### What is needed
Where a line holds "icon", copy it.

### Available records
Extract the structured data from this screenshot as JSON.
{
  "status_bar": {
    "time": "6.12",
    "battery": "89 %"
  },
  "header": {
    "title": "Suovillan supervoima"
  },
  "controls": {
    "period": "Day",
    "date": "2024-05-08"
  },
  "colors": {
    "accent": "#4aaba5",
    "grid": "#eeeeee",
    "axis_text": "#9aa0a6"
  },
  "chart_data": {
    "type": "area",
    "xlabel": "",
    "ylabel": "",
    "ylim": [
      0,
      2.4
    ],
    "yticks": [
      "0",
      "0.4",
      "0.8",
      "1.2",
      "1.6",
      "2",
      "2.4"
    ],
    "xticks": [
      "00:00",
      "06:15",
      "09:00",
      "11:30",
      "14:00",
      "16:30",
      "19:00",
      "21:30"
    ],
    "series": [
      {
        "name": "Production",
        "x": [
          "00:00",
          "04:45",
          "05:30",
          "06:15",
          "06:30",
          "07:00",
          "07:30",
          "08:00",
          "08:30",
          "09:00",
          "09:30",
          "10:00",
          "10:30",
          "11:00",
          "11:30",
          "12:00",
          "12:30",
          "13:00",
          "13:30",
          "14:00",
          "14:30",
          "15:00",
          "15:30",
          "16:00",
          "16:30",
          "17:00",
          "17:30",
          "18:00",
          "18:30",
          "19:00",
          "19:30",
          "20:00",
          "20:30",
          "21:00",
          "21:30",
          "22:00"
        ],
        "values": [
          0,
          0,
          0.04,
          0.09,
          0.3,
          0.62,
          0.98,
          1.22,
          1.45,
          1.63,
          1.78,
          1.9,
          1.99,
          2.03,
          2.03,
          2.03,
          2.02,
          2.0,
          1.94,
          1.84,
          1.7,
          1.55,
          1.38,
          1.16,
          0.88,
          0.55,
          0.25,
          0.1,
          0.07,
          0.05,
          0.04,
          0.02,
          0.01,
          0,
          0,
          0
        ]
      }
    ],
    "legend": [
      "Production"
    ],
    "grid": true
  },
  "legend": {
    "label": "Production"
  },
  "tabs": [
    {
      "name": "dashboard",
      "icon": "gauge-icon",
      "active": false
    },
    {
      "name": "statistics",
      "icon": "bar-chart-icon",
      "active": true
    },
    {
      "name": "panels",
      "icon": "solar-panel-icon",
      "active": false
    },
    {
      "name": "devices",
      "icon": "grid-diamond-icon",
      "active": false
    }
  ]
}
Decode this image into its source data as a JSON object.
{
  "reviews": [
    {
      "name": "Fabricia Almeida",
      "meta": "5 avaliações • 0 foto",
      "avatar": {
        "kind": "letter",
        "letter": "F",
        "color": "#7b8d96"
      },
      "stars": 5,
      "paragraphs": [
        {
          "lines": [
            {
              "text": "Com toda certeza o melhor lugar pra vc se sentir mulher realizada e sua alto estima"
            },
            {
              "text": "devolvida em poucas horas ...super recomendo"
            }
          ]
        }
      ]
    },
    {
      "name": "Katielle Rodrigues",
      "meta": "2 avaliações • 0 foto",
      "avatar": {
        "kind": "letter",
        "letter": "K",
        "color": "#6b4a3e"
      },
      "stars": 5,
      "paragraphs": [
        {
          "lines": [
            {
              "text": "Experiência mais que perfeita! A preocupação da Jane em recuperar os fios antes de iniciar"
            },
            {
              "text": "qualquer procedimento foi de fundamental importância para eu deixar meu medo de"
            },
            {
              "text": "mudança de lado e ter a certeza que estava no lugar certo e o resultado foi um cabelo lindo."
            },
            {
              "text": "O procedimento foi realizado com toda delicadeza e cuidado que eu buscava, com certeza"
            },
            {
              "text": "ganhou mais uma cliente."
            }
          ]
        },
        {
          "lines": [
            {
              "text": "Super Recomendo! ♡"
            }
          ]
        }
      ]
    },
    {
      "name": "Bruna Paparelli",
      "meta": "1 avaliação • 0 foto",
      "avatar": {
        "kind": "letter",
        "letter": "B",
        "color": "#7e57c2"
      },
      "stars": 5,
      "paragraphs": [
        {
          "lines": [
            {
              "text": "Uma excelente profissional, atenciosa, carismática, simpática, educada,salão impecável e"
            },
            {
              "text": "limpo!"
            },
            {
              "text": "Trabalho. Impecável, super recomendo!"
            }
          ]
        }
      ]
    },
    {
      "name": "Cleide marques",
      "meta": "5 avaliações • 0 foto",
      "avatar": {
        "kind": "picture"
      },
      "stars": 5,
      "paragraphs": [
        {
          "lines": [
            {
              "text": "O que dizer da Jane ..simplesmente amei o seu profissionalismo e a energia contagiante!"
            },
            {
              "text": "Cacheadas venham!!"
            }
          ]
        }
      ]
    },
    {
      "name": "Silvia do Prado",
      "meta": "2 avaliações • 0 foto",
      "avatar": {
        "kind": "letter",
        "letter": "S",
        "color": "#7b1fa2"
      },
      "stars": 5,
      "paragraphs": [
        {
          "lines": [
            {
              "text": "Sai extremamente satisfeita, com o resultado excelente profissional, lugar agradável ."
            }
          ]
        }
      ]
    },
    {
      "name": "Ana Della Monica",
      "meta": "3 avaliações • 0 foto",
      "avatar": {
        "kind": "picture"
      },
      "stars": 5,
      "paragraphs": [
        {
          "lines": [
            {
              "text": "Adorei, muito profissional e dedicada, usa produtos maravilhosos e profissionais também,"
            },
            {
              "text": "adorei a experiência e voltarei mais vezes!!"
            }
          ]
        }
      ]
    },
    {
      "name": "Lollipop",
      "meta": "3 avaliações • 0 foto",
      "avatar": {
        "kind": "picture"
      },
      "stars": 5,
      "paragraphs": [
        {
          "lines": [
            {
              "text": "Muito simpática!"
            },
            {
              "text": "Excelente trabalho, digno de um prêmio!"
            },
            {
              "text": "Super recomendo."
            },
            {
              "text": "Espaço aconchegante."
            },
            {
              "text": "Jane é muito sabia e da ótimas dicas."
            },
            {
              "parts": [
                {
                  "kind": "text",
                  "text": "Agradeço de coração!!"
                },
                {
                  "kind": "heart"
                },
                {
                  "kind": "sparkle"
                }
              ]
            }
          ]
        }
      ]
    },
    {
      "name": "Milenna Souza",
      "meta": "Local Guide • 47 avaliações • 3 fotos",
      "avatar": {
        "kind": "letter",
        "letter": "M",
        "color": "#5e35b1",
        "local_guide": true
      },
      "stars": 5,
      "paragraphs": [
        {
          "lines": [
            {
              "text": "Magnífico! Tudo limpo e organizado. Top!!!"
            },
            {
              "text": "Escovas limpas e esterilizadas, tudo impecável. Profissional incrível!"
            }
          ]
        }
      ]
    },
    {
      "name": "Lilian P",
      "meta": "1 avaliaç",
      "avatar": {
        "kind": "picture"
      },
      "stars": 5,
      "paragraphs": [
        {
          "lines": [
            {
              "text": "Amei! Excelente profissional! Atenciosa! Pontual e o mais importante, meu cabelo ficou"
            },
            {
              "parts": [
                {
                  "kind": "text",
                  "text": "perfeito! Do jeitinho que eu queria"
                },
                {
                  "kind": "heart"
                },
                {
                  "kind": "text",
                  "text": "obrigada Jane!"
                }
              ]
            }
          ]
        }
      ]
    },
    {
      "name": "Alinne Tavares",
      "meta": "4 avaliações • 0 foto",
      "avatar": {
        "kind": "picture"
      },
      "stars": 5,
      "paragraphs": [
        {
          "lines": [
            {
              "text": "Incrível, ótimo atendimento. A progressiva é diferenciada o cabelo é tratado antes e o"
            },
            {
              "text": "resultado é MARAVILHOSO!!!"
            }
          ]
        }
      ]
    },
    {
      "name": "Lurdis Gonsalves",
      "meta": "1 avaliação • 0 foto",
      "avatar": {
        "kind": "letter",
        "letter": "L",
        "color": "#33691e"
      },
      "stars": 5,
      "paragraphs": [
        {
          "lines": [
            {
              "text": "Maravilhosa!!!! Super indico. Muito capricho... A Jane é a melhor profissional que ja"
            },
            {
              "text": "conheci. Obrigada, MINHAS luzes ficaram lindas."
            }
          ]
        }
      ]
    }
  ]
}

### Written solution
      "icon": "gauge-icon",
      "icon": "bar-chart-icon",
      "icon": "solar-panel-icon",
      "icon": "grid-diamond-icon",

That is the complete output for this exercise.